Search the data for the string "their" and extract every line where it appears.
>> begin
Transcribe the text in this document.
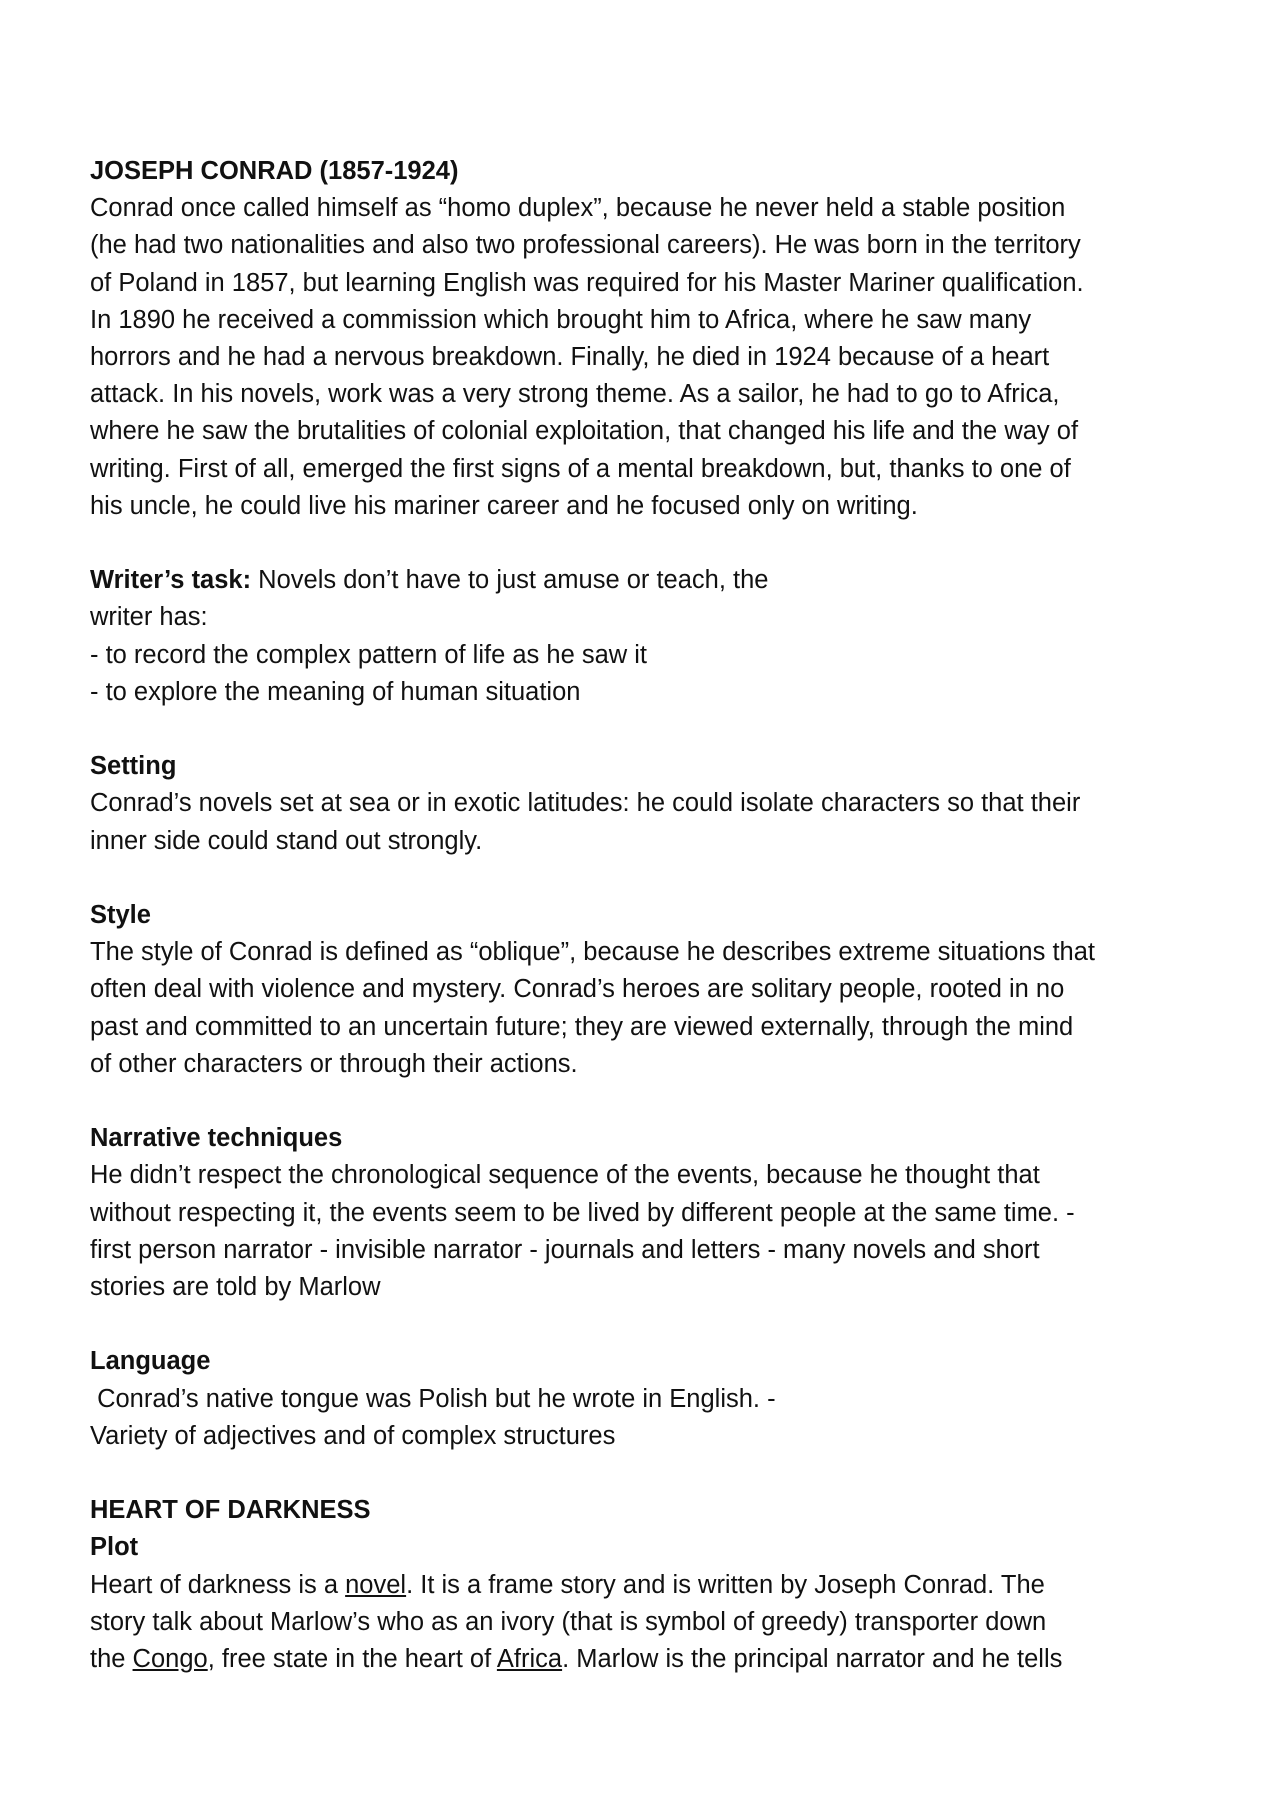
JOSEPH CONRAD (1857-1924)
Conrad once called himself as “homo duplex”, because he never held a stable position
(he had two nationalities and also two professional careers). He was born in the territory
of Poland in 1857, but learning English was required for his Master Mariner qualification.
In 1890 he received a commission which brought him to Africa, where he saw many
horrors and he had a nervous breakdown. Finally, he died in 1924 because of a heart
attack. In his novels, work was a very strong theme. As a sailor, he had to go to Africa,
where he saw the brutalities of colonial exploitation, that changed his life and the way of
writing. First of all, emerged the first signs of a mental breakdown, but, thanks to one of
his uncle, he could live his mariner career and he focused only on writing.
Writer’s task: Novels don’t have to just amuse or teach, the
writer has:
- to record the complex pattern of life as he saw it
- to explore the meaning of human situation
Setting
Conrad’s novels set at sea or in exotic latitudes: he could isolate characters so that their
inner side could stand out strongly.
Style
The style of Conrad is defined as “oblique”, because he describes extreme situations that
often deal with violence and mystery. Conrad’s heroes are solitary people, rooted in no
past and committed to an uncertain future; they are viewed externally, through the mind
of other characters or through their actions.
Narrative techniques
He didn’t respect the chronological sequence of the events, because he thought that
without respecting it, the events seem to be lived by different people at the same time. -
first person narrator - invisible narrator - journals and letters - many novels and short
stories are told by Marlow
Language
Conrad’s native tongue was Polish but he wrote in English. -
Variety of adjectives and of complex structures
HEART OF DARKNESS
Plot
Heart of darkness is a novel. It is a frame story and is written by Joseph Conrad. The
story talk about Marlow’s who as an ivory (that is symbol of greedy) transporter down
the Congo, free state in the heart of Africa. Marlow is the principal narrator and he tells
>> end
**Final result**
Conrad’s novels set at sea or in exotic latitudes: he could isolate characters so that their
of other characters or through their actions.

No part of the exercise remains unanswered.